### What to produce
For each line below that includes the word "menu", make a copy.

(Dataset rows about figures)
______________________________

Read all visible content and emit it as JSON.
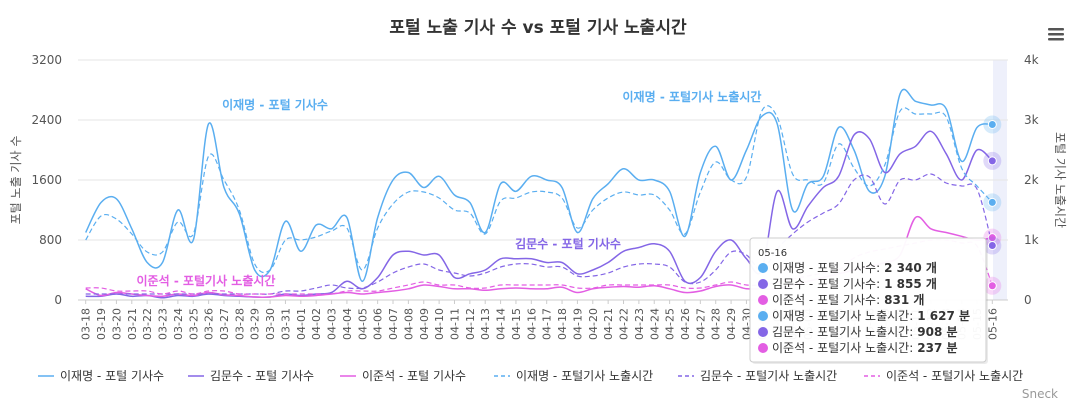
{
  "colors": {
    "lee_jm": "#5aaef0",
    "kim_ms": "#8466e6",
    "lee_js": "#e35ee3",
    "grid": "#e6e6e6",
    "menu": "#555555"
  },
  "menu_icon": "hamburger-menu-icon",
  "credit": "Sneck",
  "chart_data": {
    "type": "line",
    "title": "포털 노출 기사 수 vs 포털 기사 노출시간",
    "ylabel_left": "포털 노출 기사 수",
    "ylabel_right": "포털 기사 노출시간",
    "ylim_left": [
      0,
      3200
    ],
    "yticks_left": [
      {
        "v": 0,
        "label": "0"
      },
      {
        "v": 800,
        "label": "800"
      },
      {
        "v": 1600,
        "label": "1600"
      },
      {
        "v": 2400,
        "label": "2400"
      },
      {
        "v": 3200,
        "label": "3200"
      }
    ],
    "ylim_right": [
      0,
      4000
    ],
    "yticks_right": [
      {
        "v": 0,
        "label": "0"
      },
      {
        "v": 1000,
        "label": "1k"
      },
      {
        "v": 2000,
        "label": "2k"
      },
      {
        "v": 3000,
        "label": "3k"
      },
      {
        "v": 4000,
        "label": "4k"
      }
    ],
    "categories": [
      "03-18",
      "03-19",
      "03-20",
      "03-21",
      "03-22",
      "03-23",
      "03-24",
      "03-25",
      "03-26",
      "03-27",
      "03-28",
      "03-29",
      "03-30",
      "03-31",
      "04-01",
      "04-02",
      "04-03",
      "04-04",
      "04-05",
      "04-06",
      "04-07",
      "04-08",
      "04-09",
      "04-10",
      "04-11",
      "04-12",
      "04-13",
      "04-14",
      "04-15",
      "04-16",
      "04-17",
      "04-18",
      "04-19",
      "04-20",
      "04-21",
      "04-22",
      "04-23",
      "04-24",
      "04-25",
      "04-26",
      "04-27",
      "04-28",
      "04-29",
      "04-30",
      "05-01",
      "05-02",
      "05-03",
      "05-04",
      "05-05",
      "05-06",
      "05-07",
      "05-08",
      "05-09",
      "05-10",
      "05-11",
      "05-12",
      "05-13",
      "05-14",
      "05-15",
      "05-16"
    ],
    "series": [
      {
        "name": "이재명 - 포털 기사수",
        "axis": "left",
        "dash": false,
        "color_key": "lee_jm",
        "values": [
          900,
          1300,
          1350,
          950,
          500,
          500,
          1200,
          800,
          2350,
          1500,
          1150,
          400,
          400,
          1050,
          650,
          1000,
          950,
          1100,
          250,
          1100,
          1600,
          1700,
          1500,
          1650,
          1400,
          1300,
          900,
          1550,
          1450,
          1650,
          1600,
          1500,
          900,
          1350,
          1550,
          1750,
          1600,
          1600,
          1450,
          850,
          1700,
          2050,
          1600,
          2000,
          2450,
          2350,
          1200,
          1550,
          1650,
          2300,
          2000,
          1450,
          1650,
          2750,
          2650,
          2600,
          2550,
          1850,
          2300,
          2340
        ]
      },
      {
        "name": "김문수 - 포털 기사수",
        "axis": "left",
        "dash": false,
        "color_key": "kim_ms",
        "values": [
          50,
          50,
          80,
          50,
          60,
          30,
          60,
          50,
          80,
          60,
          50,
          40,
          40,
          80,
          60,
          80,
          100,
          250,
          150,
          300,
          600,
          650,
          600,
          600,
          300,
          350,
          400,
          550,
          550,
          550,
          500,
          500,
          350,
          400,
          500,
          650,
          700,
          750,
          650,
          250,
          300,
          650,
          800,
          550,
          400,
          1450,
          950,
          1250,
          1500,
          1650,
          2200,
          2150,
          1700,
          1950,
          2050,
          2250,
          1950,
          1600,
          2000,
          1855
        ]
      },
      {
        "name": "이준석 - 포털 기사수",
        "axis": "left",
        "dash": false,
        "color_key": "lee_js",
        "values": [
          150,
          60,
          100,
          80,
          60,
          50,
          80,
          60,
          100,
          70,
          60,
          40,
          40,
          60,
          50,
          60,
          80,
          100,
          80,
          100,
          120,
          150,
          200,
          180,
          150,
          150,
          130,
          150,
          160,
          150,
          150,
          170,
          100,
          150,
          170,
          180,
          170,
          190,
          150,
          100,
          120,
          180,
          200,
          150,
          150,
          150,
          200,
          250,
          300,
          350,
          400,
          450,
          500,
          600,
          1100,
          950,
          900,
          850,
          800,
          831
        ]
      },
      {
        "name": "이재명 - 포털기사 노출시간",
        "axis": "right",
        "dash": true,
        "color_key": "lee_jm",
        "values": [
          1000,
          1400,
          1350,
          1100,
          800,
          800,
          1300,
          1100,
          2400,
          2000,
          1500,
          600,
          500,
          1000,
          1000,
          1050,
          1150,
          1200,
          500,
          1200,
          1600,
          1800,
          1800,
          1700,
          1500,
          1450,
          1100,
          1650,
          1700,
          1800,
          1800,
          1700,
          1200,
          1500,
          1700,
          1800,
          1750,
          1750,
          1500,
          1100,
          1800,
          2300,
          2000,
          2050,
          3150,
          3050,
          2100,
          2000,
          1950,
          2600,
          2200,
          1900,
          2250,
          3150,
          3100,
          3100,
          3050,
          2200,
          1900,
          1627
        ]
      },
      {
        "name": "김문수 - 포털기사 노출시간",
        "axis": "right",
        "dash": true,
        "color_key": "kim_ms",
        "values": [
          100,
          100,
          100,
          100,
          100,
          100,
          100,
          100,
          100,
          100,
          100,
          100,
          100,
          150,
          150,
          200,
          250,
          200,
          200,
          300,
          450,
          550,
          600,
          500,
          450,
          400,
          450,
          550,
          600,
          600,
          550,
          550,
          400,
          400,
          450,
          550,
          600,
          600,
          550,
          300,
          300,
          500,
          800,
          750,
          500,
          850,
          1100,
          1300,
          1450,
          1600,
          2000,
          2050,
          1600,
          2000,
          2000,
          2100,
          1950,
          1900,
          1850,
          908
        ]
      },
      {
        "name": "이준석 - 포털기사 노출시간",
        "axis": "right",
        "dash": true,
        "color_key": "lee_js",
        "values": [
          200,
          200,
          150,
          150,
          150,
          100,
          150,
          100,
          150,
          150,
          100,
          100,
          100,
          100,
          100,
          100,
          100,
          150,
          150,
          150,
          200,
          250,
          300,
          250,
          250,
          200,
          200,
          250,
          250,
          250,
          250,
          250,
          200,
          200,
          250,
          250,
          250,
          250,
          250,
          200,
          200,
          250,
          300,
          250,
          250,
          300,
          350,
          400,
          450,
          500,
          700,
          800,
          850,
          900,
          950,
          1000,
          1000,
          950,
          900,
          237
        ]
      }
    ],
    "annotations": [
      {
        "text": "이재명 - 포털 기사수",
        "color_key": "lee_jm"
      },
      {
        "text": "이재명 - 포털기사 노출시간",
        "color_key": "lee_jm"
      },
      {
        "text": "김문수 - 포털 기사수",
        "color_key": "kim_ms"
      },
      {
        "text": "이준석 - 포털기사 노출시간",
        "color_key": "lee_js"
      }
    ],
    "legend": [
      {
        "label": "이재명 - 포털 기사수",
        "color_key": "lee_jm",
        "dash": false
      },
      {
        "label": "김문수 - 포털 기사수",
        "color_key": "kim_ms",
        "dash": false
      },
      {
        "label": "이준석 - 포털 기사수",
        "color_key": "lee_js",
        "dash": false
      },
      {
        "label": "이재명 - 포털기사 노출시간",
        "color_key": "lee_jm",
        "dash": true
      },
      {
        "label": "김문수 - 포털기사 노출시간",
        "color_key": "kim_ms",
        "dash": true
      },
      {
        "label": "이준석 - 포털기사 노출시간",
        "color_key": "lee_js",
        "dash": true
      }
    ],
    "tooltip": {
      "date": "05-16",
      "rows": [
        {
          "label": "이재명 - 포털 기사수:",
          "value": "2 340 개",
          "color_key": "lee_jm"
        },
        {
          "label": "김문수 - 포털 기사수:",
          "value": "1 855 개",
          "color_key": "kim_ms"
        },
        {
          "label": "이준석 - 포털 기사수:",
          "value": "831 개",
          "color_key": "lee_js"
        },
        {
          "label": "이재명 - 포털기사 노출시간:",
          "value": "1 627 분",
          "color_key": "lee_jm"
        },
        {
          "label": "김문수 - 포털기사 노출시간:",
          "value": "908 분",
          "color_key": "kim_ms"
        },
        {
          "label": "이준석 - 포털기사 노출시간:",
          "value": "237 분",
          "color_key": "lee_js"
        }
      ]
    }
  }
}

______________________________

### Expected answer
    "menu": "#555555"
  "menu_icon": "hamburger-menu-icon",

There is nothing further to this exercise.